— Stated goal —
Please render everything from the start of the listing down through the line containing "170, 2194, 210]" as a Markdown table with the columns "Row" and "Entry", where "Row" holds the row number and "Entry" holds the line. Leave out any blank lines.
--- Begin Data provided ---
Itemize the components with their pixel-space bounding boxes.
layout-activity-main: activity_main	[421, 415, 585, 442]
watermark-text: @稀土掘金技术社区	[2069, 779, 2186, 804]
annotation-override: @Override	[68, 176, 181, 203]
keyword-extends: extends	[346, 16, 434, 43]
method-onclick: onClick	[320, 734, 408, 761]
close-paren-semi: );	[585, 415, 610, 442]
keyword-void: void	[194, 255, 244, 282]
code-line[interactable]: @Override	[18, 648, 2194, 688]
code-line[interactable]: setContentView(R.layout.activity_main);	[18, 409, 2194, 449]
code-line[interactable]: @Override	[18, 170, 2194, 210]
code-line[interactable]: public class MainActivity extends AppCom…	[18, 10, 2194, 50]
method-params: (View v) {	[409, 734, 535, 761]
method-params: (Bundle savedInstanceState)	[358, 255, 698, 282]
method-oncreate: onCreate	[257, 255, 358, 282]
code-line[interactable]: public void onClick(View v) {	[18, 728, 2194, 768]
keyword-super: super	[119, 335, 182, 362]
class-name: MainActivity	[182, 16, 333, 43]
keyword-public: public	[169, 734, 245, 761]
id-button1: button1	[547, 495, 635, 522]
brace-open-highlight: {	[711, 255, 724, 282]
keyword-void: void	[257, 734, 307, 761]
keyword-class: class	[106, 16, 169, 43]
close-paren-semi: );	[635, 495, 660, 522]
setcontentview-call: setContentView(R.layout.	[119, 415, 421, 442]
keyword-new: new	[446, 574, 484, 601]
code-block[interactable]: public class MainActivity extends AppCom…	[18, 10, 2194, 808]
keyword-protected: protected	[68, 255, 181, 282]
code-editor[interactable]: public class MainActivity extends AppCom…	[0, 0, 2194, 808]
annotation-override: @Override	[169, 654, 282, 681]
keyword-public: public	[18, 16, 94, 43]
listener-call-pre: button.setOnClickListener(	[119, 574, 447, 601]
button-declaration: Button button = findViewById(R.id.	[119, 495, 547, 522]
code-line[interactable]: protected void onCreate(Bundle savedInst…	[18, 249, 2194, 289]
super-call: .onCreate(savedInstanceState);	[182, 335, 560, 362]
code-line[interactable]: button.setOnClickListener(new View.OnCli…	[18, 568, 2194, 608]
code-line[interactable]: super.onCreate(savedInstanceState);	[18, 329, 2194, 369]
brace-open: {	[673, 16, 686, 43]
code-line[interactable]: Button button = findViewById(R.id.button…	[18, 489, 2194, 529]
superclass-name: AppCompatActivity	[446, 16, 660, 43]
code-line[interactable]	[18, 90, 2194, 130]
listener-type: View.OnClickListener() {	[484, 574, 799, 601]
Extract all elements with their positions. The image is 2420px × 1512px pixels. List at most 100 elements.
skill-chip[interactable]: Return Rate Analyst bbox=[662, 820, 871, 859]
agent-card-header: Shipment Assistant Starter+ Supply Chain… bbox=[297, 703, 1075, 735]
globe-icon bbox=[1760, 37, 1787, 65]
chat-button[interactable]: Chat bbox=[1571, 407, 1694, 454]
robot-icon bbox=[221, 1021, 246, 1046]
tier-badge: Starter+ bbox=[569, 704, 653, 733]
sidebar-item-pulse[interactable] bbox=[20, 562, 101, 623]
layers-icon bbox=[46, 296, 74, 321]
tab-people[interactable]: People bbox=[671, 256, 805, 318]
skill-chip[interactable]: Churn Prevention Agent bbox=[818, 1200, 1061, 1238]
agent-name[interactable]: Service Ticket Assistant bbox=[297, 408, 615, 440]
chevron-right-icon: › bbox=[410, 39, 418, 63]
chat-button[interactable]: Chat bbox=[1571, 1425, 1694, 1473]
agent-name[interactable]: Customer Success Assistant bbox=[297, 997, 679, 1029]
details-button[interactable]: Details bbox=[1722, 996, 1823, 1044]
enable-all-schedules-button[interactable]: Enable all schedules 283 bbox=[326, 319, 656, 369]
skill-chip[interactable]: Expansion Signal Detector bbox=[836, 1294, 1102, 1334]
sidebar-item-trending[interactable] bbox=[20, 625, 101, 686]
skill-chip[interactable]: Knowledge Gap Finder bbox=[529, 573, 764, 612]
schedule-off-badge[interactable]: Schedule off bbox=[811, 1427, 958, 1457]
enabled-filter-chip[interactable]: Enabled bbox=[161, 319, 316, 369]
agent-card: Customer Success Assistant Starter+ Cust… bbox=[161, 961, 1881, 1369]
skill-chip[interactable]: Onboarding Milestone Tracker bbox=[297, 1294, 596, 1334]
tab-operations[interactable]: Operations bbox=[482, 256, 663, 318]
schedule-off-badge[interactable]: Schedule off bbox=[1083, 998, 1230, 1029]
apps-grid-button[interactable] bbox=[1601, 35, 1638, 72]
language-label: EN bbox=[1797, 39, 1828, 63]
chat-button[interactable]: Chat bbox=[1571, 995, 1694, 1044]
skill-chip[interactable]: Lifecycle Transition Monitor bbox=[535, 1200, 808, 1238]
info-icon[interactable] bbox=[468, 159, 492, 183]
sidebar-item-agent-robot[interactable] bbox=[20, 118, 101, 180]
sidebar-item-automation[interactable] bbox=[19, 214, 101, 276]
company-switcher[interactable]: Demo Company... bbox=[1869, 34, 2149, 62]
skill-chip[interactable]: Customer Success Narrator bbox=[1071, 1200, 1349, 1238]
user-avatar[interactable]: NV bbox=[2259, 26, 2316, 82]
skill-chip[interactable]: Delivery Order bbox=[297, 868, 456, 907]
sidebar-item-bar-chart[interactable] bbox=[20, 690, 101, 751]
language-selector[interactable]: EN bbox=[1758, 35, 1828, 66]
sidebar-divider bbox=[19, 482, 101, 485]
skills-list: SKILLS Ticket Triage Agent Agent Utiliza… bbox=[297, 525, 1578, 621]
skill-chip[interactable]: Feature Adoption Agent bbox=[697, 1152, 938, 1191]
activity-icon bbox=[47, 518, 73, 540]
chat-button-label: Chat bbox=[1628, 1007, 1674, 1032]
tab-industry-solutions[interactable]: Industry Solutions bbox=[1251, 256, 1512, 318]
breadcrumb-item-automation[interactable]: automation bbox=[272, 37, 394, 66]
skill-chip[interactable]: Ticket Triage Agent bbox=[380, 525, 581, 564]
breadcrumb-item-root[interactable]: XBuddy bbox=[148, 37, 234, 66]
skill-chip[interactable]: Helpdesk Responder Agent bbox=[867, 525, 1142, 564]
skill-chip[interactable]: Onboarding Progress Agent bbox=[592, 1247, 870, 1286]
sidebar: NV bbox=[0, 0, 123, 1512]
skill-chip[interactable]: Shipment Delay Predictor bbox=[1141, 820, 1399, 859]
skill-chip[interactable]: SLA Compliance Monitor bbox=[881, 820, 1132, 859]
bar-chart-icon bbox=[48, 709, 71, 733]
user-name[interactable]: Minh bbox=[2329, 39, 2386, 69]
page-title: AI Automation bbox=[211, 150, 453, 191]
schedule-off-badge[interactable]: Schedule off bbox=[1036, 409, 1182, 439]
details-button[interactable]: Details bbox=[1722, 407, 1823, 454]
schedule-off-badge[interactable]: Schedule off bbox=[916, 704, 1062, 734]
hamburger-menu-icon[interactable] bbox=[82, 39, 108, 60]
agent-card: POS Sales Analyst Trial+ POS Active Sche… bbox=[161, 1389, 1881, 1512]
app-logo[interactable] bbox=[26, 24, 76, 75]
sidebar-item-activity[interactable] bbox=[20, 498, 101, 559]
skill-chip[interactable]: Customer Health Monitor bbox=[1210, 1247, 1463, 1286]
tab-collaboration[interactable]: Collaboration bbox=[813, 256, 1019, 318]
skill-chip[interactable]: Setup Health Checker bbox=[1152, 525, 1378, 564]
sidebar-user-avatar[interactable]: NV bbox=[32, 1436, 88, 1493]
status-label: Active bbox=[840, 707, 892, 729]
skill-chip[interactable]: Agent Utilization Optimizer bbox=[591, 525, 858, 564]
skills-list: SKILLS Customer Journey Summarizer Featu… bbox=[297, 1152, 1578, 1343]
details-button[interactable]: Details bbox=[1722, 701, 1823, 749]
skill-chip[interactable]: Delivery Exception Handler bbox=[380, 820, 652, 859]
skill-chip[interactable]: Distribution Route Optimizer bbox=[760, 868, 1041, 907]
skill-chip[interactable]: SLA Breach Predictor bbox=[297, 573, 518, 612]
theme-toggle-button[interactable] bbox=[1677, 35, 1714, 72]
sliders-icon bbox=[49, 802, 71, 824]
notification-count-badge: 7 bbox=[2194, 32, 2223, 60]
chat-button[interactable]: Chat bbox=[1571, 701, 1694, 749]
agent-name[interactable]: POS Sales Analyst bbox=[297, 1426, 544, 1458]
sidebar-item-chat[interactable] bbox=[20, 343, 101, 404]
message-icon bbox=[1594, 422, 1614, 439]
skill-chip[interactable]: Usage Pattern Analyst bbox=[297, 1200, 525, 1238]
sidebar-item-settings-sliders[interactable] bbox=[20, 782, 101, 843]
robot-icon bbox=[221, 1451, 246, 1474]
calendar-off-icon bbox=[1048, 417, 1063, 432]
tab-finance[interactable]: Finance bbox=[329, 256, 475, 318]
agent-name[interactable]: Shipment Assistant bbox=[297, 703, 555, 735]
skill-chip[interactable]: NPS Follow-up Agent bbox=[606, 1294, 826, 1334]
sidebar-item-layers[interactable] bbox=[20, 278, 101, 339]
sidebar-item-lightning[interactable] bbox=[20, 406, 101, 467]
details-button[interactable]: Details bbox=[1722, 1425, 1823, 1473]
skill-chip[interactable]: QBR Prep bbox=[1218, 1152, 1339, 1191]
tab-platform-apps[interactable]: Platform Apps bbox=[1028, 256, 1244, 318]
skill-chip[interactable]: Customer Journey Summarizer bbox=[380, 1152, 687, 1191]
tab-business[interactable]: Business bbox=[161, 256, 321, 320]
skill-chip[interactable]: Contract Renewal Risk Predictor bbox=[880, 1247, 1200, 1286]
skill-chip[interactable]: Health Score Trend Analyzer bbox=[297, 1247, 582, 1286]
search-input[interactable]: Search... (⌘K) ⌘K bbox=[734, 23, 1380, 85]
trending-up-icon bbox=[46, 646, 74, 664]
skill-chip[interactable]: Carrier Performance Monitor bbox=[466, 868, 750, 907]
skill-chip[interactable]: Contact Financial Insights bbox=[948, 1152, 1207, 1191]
--- End Data provided ---
— Reply to the exercise —
| Row | Entry |
|---|---|
| 1 | Itemize the components with their pixel-space bounding boxes. |
| 2 | layout-activity-main: activity_main	[421, 415, 585, 442] |
| 3 | watermark-text: @稀土掘金技术社区	[2069, 779, 2186, 804] |
| 4 | annotation-override: @Override	[68, 176, 181, 203] |
| 5 | keyword-extends: extends	[346, 16, 434, 43] |
| 6 | method-onclick: onClick	[320, 734, 408, 761] |
| 7 | close-paren-semi: );	[585, 415, 610, 442] |
| 8 | keyword-void: void	[194, 255, 244, 282] |
| 9 | code-line[interactable]: @Override	[18, 648, 2194, 688] |
| 10 | code-line[interactable]: setContentView(R.layout.activity_main);	[18, 409, 2194, 449] |
| 11 | code-line[interactable]: @Override	[18, 170, 2194, 210] |